[OBJECTIVE] From the listing below, extract every line in which the word "IPDLI" appears.

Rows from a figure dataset
========================================
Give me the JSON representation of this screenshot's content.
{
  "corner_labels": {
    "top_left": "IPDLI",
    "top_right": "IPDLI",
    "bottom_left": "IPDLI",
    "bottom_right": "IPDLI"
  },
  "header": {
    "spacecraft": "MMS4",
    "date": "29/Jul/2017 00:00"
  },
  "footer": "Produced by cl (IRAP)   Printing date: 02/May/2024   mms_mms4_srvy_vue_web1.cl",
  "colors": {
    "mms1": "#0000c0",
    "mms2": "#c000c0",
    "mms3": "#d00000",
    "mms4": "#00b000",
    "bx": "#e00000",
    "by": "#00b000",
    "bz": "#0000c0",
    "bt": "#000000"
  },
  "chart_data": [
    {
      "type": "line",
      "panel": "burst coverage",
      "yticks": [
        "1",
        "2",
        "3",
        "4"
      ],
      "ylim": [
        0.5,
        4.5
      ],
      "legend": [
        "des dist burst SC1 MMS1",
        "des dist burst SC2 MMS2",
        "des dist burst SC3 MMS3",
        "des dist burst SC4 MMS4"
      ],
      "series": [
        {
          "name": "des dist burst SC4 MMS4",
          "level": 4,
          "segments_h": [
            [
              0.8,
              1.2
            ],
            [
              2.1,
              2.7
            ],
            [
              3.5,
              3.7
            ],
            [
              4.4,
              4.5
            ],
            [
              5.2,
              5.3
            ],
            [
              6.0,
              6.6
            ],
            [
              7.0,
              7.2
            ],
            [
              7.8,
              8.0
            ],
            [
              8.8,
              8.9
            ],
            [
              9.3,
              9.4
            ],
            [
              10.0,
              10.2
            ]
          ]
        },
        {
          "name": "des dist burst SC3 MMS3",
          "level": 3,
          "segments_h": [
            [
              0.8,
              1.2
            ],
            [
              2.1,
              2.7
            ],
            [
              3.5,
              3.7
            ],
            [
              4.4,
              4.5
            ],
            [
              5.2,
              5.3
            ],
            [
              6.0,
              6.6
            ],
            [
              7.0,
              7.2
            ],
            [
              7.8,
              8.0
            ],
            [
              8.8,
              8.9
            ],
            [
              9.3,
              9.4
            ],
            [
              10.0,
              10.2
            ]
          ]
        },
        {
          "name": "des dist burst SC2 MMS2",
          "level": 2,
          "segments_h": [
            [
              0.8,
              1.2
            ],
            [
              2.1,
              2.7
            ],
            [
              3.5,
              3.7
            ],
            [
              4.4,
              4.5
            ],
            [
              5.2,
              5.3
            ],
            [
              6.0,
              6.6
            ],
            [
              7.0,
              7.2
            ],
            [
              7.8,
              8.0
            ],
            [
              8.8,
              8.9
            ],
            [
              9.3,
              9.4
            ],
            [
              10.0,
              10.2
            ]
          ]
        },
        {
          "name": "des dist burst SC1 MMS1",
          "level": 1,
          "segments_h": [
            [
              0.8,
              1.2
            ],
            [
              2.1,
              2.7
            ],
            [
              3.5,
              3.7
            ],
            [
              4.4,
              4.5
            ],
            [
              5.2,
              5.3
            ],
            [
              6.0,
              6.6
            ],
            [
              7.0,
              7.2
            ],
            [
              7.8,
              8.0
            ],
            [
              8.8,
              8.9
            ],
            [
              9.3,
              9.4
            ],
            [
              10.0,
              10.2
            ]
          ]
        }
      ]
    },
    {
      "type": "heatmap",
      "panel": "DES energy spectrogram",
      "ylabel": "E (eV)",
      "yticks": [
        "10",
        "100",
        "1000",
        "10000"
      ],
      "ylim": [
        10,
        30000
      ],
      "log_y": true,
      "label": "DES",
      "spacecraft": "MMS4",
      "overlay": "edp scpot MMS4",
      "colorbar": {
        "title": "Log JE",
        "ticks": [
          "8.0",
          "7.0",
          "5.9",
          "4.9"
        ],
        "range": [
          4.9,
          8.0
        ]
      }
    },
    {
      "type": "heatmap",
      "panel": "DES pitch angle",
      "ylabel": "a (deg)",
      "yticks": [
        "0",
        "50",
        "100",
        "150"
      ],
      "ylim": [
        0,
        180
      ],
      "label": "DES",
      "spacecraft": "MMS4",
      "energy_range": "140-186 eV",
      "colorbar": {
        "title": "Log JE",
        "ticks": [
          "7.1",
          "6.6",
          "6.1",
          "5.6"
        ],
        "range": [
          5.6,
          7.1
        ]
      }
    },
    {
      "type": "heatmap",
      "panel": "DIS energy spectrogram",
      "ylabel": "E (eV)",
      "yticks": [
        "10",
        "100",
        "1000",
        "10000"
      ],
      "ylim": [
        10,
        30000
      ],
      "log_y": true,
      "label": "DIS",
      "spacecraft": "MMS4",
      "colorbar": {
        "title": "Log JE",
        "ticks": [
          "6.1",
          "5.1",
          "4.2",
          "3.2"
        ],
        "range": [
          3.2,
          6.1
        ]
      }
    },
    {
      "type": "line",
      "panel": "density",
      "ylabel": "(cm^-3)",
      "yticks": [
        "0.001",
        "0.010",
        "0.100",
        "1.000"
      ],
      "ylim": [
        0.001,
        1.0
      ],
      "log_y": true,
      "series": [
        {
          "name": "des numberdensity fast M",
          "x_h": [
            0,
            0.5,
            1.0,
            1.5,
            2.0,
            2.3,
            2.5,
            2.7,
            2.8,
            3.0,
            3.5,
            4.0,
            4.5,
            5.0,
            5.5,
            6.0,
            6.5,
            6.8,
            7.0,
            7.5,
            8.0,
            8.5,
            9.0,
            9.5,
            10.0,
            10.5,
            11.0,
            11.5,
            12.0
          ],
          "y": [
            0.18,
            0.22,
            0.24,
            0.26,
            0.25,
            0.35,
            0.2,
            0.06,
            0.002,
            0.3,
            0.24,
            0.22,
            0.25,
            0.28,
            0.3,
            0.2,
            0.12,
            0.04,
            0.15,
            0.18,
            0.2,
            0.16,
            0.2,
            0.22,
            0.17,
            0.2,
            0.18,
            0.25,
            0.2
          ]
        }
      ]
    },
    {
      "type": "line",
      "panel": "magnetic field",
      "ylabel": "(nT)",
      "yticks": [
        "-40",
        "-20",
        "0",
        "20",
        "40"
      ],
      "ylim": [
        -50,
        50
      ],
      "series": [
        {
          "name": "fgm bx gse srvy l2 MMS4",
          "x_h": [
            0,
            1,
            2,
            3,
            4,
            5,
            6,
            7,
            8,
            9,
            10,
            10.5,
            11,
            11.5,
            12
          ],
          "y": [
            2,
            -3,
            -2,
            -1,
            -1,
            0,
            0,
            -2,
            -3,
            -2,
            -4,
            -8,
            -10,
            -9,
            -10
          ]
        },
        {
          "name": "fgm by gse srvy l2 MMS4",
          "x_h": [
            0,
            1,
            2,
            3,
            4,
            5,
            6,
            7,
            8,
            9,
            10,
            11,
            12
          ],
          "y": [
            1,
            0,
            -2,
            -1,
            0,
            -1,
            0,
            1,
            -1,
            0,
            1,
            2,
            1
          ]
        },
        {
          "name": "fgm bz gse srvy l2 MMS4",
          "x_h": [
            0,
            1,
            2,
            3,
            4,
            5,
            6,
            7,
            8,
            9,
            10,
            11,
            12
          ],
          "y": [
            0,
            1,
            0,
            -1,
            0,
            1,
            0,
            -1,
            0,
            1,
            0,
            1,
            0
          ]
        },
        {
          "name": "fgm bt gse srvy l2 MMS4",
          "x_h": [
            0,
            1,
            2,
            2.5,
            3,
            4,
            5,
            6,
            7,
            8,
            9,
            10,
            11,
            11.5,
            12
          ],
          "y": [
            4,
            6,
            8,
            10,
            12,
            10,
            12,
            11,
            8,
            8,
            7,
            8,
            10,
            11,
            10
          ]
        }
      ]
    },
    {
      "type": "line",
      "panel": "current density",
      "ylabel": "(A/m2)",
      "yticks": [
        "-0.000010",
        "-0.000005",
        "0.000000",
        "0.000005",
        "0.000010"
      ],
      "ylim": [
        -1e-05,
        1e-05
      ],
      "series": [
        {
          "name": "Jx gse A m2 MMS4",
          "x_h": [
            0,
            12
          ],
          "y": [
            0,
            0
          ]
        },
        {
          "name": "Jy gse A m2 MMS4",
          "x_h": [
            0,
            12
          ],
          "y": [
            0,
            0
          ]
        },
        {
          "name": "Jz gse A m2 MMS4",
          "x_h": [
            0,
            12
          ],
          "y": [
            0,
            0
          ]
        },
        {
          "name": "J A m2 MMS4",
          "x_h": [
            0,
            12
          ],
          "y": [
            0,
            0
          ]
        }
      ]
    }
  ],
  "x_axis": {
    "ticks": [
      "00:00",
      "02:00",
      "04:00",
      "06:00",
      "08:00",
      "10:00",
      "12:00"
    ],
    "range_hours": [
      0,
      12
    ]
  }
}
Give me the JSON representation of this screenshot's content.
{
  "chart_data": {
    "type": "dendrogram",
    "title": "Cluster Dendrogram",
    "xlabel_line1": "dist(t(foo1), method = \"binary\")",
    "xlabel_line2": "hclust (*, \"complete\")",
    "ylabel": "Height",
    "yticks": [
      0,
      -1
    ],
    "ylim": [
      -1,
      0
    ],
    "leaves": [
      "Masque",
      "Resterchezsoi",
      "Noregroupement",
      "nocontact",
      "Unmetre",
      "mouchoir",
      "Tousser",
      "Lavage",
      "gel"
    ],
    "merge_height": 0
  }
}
========================================
[WRITTEN SOLUTION]
    "top_left": "IPDLI",
    "top_right": "IPDLI",
    "bottom_left": "IPDLI",
    "bottom_right": "IPDLI"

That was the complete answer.